** BEGIN Extracted entries **
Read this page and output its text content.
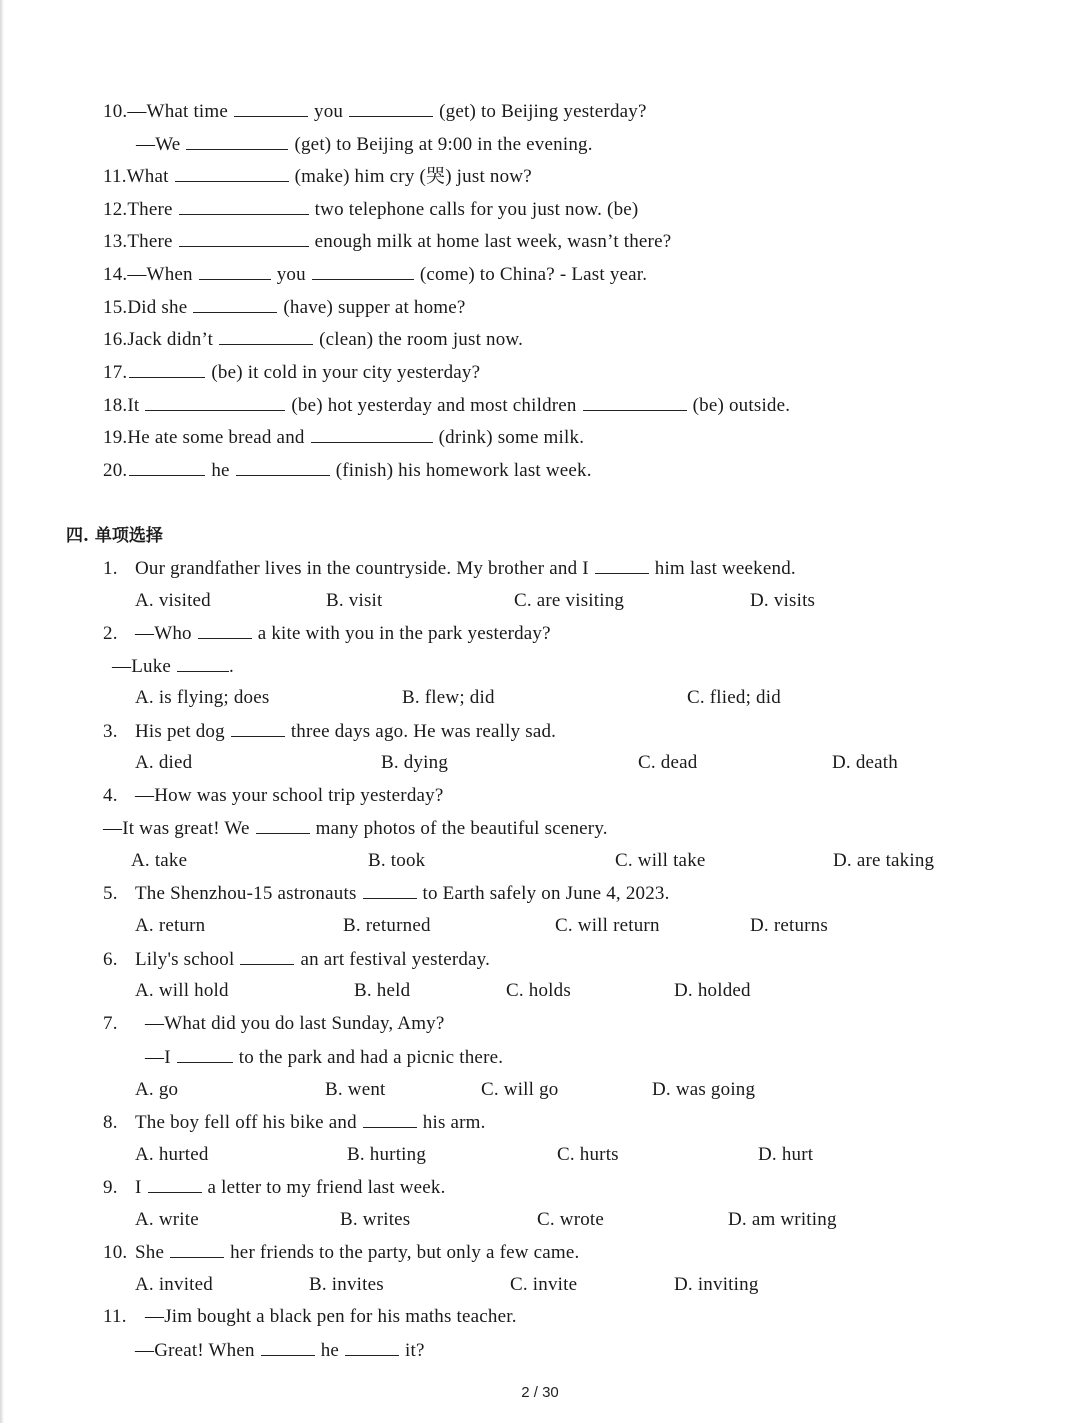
10.—What time	you	(get) to Beijing yesterday?
—We	(get) to Beijing at 9:00 in the evening.
11.What	(make) him cry (哭) just now?
12.There	two telephone calls for you just now. (be)
13.There	enough milk at home last week, wasn’t there?
14.—When	you	(come) to China? - Last year.
15.Did she	(have) supper at home?
16.Jack didn’t	(clean) the room just now.
17.	(be) it cold in your city yesterday?
18.It	(be) hot yesterday and most children	(be) outside.
19.He ate some bread and	(drink) some milk.
20.	he	(finish) his homework last week.
四. 单项选择
1. Our grandfather lives in the countryside. My brother and I	him last weekend.
A. visited	B. visit	C. are visiting	D. visits
2. —Who	a kite with you in the park yesterday?
—Luke	.
A. is flying; does	B. flew; did	C. flied; did
3. His pet dog	three days ago. He was really sad.
A. died	B. dying	C. dead	D. death
4. —How was your school trip yesterday?
—It was great! We	many photos of the beautiful scenery.
A. take	B. took	C. will take	D. are taking
5. The Shenzhou-15 astronauts	to Earth safely on June 4, 2023.
A. return	B. returned	C. will return	D. returns
6. Lily's school	an art festival yesterday.
A. will hold	B. held	C. holds	D. holded
7. —What did you do last Sunday, Amy?
—I	to the park and had a picnic there.
A. go	B. went	C. will go	D. was going
8. The boy fell off his bike and	his arm.
A. hurted	B. hurting	C. hurts	D. hurt
9. I	a letter to my friend last week.
A. write	B. writes	C. wrote	D. am writing
10. She	her friends to the party, but only a few came.
A. invited	B. invites	C. invite	D. inviting
11. —Jim bought a black pen for his maths teacher.
—Great! When	he	it?
2 / 30
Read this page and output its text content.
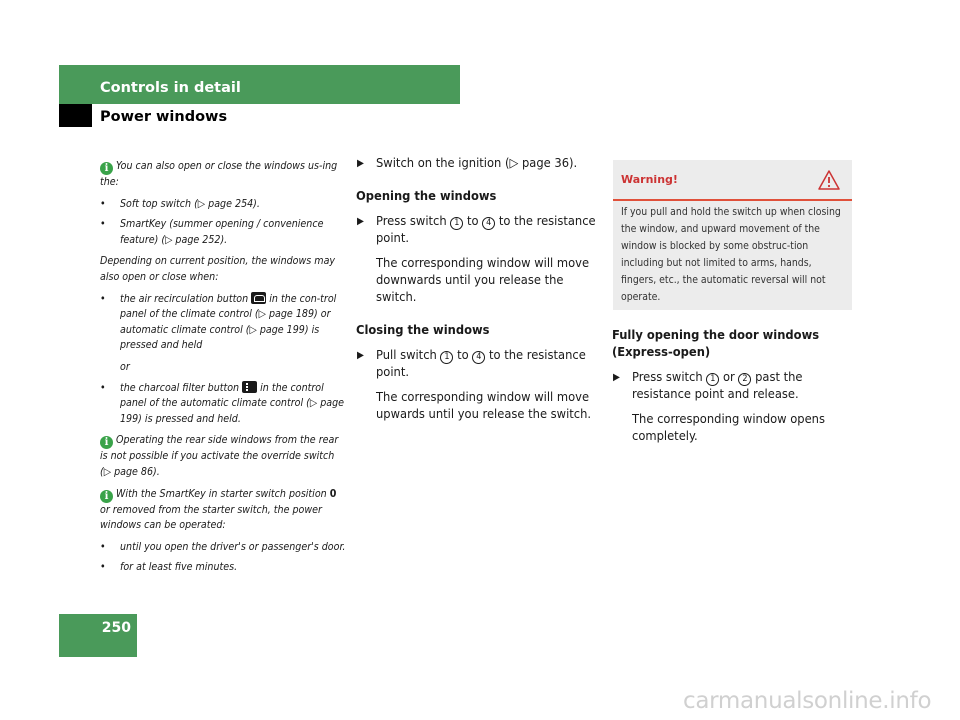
Controls in detail
Power windows

i You can also open or close the windows us-ing the:

• Soft top switch (▷ page 254).
• SmartKey (summer opening / convenience feature) (▷ page 252).

Depending on current position, the windows may also open or close when:

• the air recirculation button in the con-trol panel of the climate control (▷ page 189) or automatic climate control (▷ page 199) is pressed and held

or

• the charcoal filter button in the control panel of the automatic climate control (▷ page 199) is pressed and held.

i Operating the rear side windows from the rear is not possible if you activate the override switch (▷ page 86).

i With the SmartKey in starter switch position 0 or removed from the starter switch, the power windows can be operated:

• until you open the driver's or passenger's door.
• for at least five minutes.
▶ Switch on the ignition (▷ page 36).
Opening the windows
▶ Press switch 1 to 4 to the resistance point.
The corresponding window will move downwards until you release the switch.
Closing the windows
▶ Pull switch 1 to 4 to the resistance point.
The corresponding window will move upwards until you release the switch.
Warning!
If you pull and hold the switch up when closing the window, and upward movement of the window is blocked by some obstruc-tion including but not limited to arms, hands, fingers, etc., the automatic reversal will not operate.
Fully opening the door windows (Express-open)
▶ Press switch 1 or 2 past the resistance point and release.
The corresponding window opens completely.
250
carmanualsonline.info
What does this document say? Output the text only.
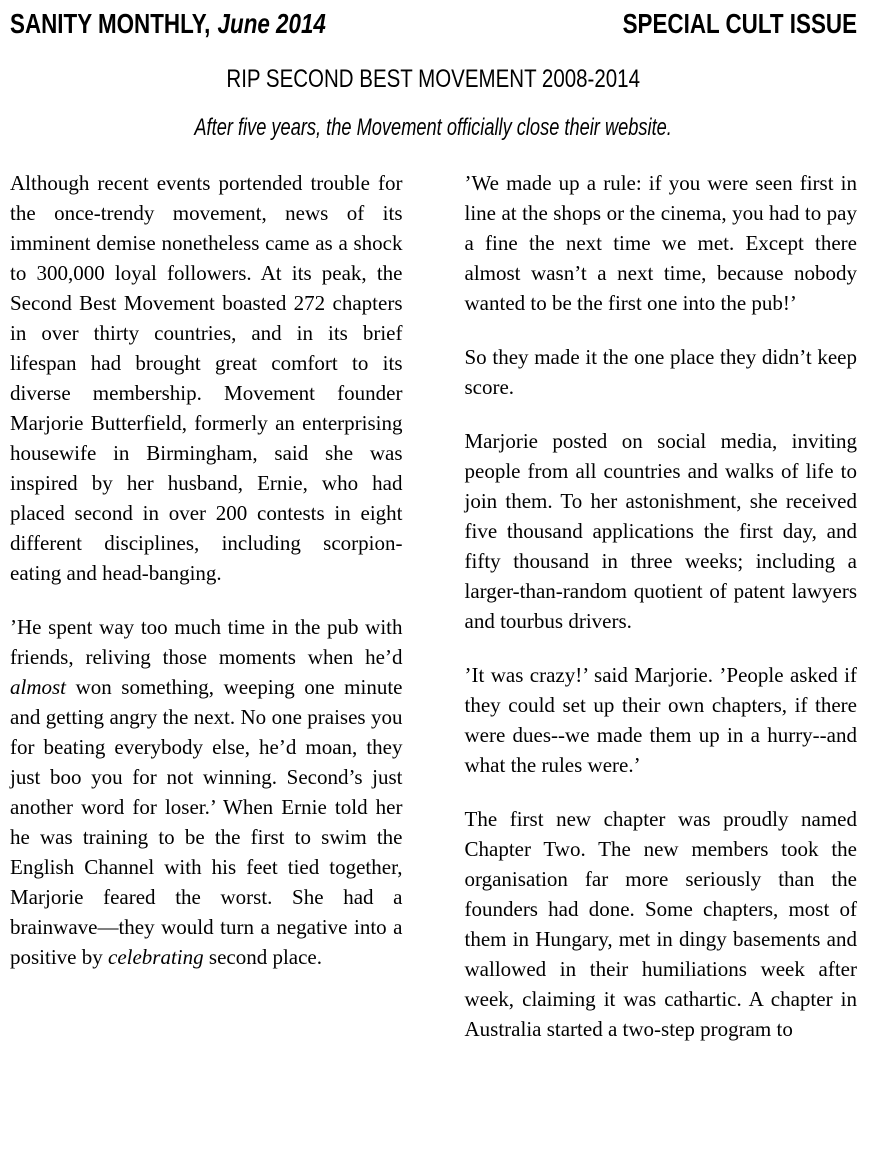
SANITY MONTHLY, June 2014	SPECIAL CULT ISSUE
RIP SECOND BEST MOVEMENT 2008-2014
After five years, the Movement officially close their website.

Although recent events portended trouble for the once-trendy movement, news of its imminent demise nonetheless came as a shock to 300,000 loyal followers. At its peak, the Second Best Movement boasted 272 chapters in over thirty countries, and in its brief lifespan had brought great comfort to its diverse membership. Movement founder Marjorie Butterfield, formerly an enterprising housewife in Birmingham, said she was inspired by her husband, Ernie, who had placed second in over 200 contests in eight different disciplines, including scorpion-eating and head-banging.

’He spent way too much time in the pub with friends, reliving those moments when he’d almost won something, weeping one minute and getting angry the next. No one praises you for beating everybody else, he’d moan, they just boo you for not winning. Second’s just another word for loser.’ When Ernie told her he was training to be the first to swim the English Channel with his feet tied together, Marjorie feared the worst. She had a brainwave—they would turn a negative into a positive by celebrating second place.

’We made up a rule: if you were seen first in line at the shops or the cinema, you had to pay a fine the next time we met. Except there almost wasn’t a next time, because nobody wanted to be the first one into the pub!’

So they made it the one place they didn’t keep score.

Marjorie posted on social media, inviting people from all countries and walks of life to join them. To her astonishment, she received five thousand applications the first day, and fifty thousand in three weeks; including a larger-than-random quotient of patent lawyers and tourbus drivers.

’It was crazy!’ said Marjorie. ’People asked if they could set up their own chapters, if there were dues--we made them up in a hurry--and what the rules were.’

The first new chapter was proudly named Chapter Two. The new members took the organisation far more seriously than the founders had done. Some chapters, most of them in Hungary, met in dingy basements and wallowed in their humiliations week after week, claiming it was cathartic. A chapter in Australia started a two-step program to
** END Extracted entries **
Written problem: Write the records out once more, exactly as they appear, with no pictures.

Task solution:
Read this page and output its text content.
10.—What time	you	(get) to Beijing yesterday?
—We	(get) to Beijing at 9:00 in the evening.
11.What	(make) him cry (哭) just now?
12.There	two telephone calls for you just now. (be)
13.There	enough milk at home last week, wasn’t there?
14.—When	you	(come) to China? - Last year.
15.Did she	(have) supper at home?
16.Jack didn’t	(clean) the room just now.
17.	(be) it cold in your city yesterday?
18.It	(be) hot yesterday and most children	(be) outside.
19.He ate some bread and	(drink) some milk.
20.	he	(finish) his homework last week.
四. 单项选择
1. Our grandfather lives in the countryside. My brother and I	him last weekend.
A. visited	B. visit	C. are visiting	D. visits
2. —Who	a kite with you in the park yesterday?
—Luke	.
A. is flying; does	B. flew; did	C. flied; did
3. His pet dog	three days ago. He was really sad.
A. died	B. dying	C. dead	D. death
4. —How was your school trip yesterday?
—It was great! We	many photos of the beautiful scenery.
A. take	B. took	C. will take	D. are taking
5. The Shenzhou-15 astronauts	to Earth safely on June 4, 2023.
A. return	B. returned	C. will return	D. returns
6. Lily's school	an art festival yesterday.
A. will hold	B. held	C. holds	D. holded
7. —What did you do last Sunday, Amy?
—I	to the park and had a picnic there.
A. go	B. went	C. will go	D. was going
8. The boy fell off his bike and	his arm.
A. hurted	B. hurting	C. hurts	D. hurt
9. I	a letter to my friend last week.
A. write	B. writes	C. wrote	D. am writing
10. She	her friends to the party, but only a few came.
A. invited	B. invites	C. invite	D. inviting
11. —Jim bought a black pen for his maths teacher.
—Great! When	he	it?
2 / 30
Read this page and output its text content.
Controls in detail
Power windows

i You can also open or close the windows us-ing the:

• Soft top switch (▷ page 254).
• SmartKey (summer opening / convenience feature) (▷ page 252).

Depending on current position, the windows may also open or close when:

• the air recirculation button in the con-trol panel of the climate control (▷ page 189) or automatic climate control (▷ page 199) is pressed and held

or

• the charcoal filter button in the control panel of the automatic climate control (▷ page 199) is pressed and held.

i Operating the rear side windows from the rear is not possible if you activate the override switch (▷ page 86).

i With the SmartKey in starter switch position 0 or removed from the starter switch, the power windows can be operated:

• until you open the driver's or passenger's door.
• for at least five minutes.
▶ Switch on the ignition (▷ page 36).
Opening the windows
▶ Press switch 1 to 4 to the resistance point.
The corresponding window will move downwards until you release the switch.
Closing the windows
▶ Pull switch 1 to 4 to the resistance point.
The corresponding window will move upwards until you release the switch.
Warning!
If you pull and hold the switch up when closing the window, and upward movement of the window is blocked by some obstruc-tion including but not limited to arms, hands, fingers, etc., the automatic reversal will not operate.
Fully opening the door windows (Express-open)
▶ Press switch 1 or 2 past the resistance point and release.
The corresponding window opens completely.
250
carmanualsonline.info
What does this document say? Output the text only.
SANITY MONTHLY, June 2014	SPECIAL CULT ISSUE
RIP SECOND BEST MOVEMENT 2008-2014
After five years, the Movement officially close their website.

Although recent events portended trouble for the once-trendy movement, news of its imminent demise nonetheless came as a shock to 300,000 loyal followers. At its peak, the Second Best Movement boasted 272 chapters in over thirty countries, and in its brief lifespan had brought great comfort to its diverse membership. Movement founder Marjorie Butterfield, formerly an enterprising housewife in Birmingham, said she was inspired by her husband, Ernie, who had placed second in over 200 contests in eight different disciplines, including scorpion-eating and head-banging.

’He spent way too much time in the pub with friends, reliving those moments when he’d almost won something, weeping one minute and getting angry the next. No one praises you for beating everybody else, he’d moan, they just boo you for not winning. Second’s just another word for loser.’ When Ernie told her he was training to be the first to swim the English Channel with his feet tied together, Marjorie feared the worst. She had a brainwave—they would turn a negative into a positive by celebrating second place.

’We made up a rule: if you were seen first in line at the shops or the cinema, you had to pay a fine the next time we met. Except there almost wasn’t a next time, because nobody wanted to be the first one into the pub!’

So they made it the one place they didn’t keep score.

Marjorie posted on social media, inviting people from all countries and walks of life to join them. To her astonishment, she received five thousand applications the first day, and fifty thousand in three weeks; including a larger-than-random quotient of patent lawyers and tourbus drivers.

’It was crazy!’ said Marjorie. ’People asked if they could set up their own chapters, if there were dues--we made them up in a hurry--and what the rules were.’

The first new chapter was proudly named Chapter Two. The new members took the organisation far more seriously than the founders had done. Some chapters, most of them in Hungary, met in dingy basements and wallowed in their humiliations week after week, claiming it was cathartic. A chapter in Australia started a two-step program to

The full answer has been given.